BRIEF:
Retype the records that come next, word for word.

Records contained in a dataset:

>> BEGIN

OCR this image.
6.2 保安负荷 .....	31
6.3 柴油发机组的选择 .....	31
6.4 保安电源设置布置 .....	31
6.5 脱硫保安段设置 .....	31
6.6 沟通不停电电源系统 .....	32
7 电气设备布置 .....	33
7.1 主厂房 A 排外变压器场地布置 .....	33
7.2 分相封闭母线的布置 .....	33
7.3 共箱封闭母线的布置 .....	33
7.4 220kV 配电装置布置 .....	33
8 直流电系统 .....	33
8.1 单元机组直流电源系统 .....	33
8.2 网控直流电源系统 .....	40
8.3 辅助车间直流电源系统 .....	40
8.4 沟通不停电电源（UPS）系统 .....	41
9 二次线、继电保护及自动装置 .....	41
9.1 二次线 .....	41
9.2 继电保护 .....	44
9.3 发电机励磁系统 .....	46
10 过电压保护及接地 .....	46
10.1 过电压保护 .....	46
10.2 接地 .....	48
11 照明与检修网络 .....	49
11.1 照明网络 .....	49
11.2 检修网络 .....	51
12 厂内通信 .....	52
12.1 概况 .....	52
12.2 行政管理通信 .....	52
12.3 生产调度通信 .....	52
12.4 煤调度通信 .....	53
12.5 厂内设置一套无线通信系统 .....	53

>> END

ANSWER FOR THIS EXERCISE:
OCR this image.
6.2 保安负荷 .....	31
6.3 柴油发机组的选择 .....	31
6.4 保安电源设置布置 .....	31
6.5 脱硫保安段设置 .....	31
6.6 沟通不停电电源系统 .....	32
7 电气设备布置 .....	33
7.1 主厂房 A 排外变压器场地布置 .....	33
7.2 分相封闭母线的布置 .....	33
7.3 共箱封闭母线的布置 .....	33
7.4 220kV 配电装置布置 .....	33
8 直流电系统 .....	33
8.1 单元机组直流电源系统 .....	33
8.2 网控直流电源系统 .....	40
8.3 辅助车间直流电源系统 .....	40
8.4 沟通不停电电源（UPS）系统 .....	41
9 二次线、继电保护及自动装置 .....	41
9.1 二次线 .....	41
9.2 继电保护 .....	44
9.3 发电机励磁系统 .....	46
10 过电压保护及接地 .....	46
10.1 过电压保护 .....	46
10.2 接地 .....	48
11 照明与检修网络 .....	49
11.1 照明网络 .....	49
11.2 检修网络 .....	51
12 厂内通信 .....	52
12.1 概况 .....	52
12.2 行政管理通信 .....	52
12.3 生产调度通信 .....	52
12.4 煤调度通信 .....	53
12.5 厂内设置一套无线通信系统 .....	53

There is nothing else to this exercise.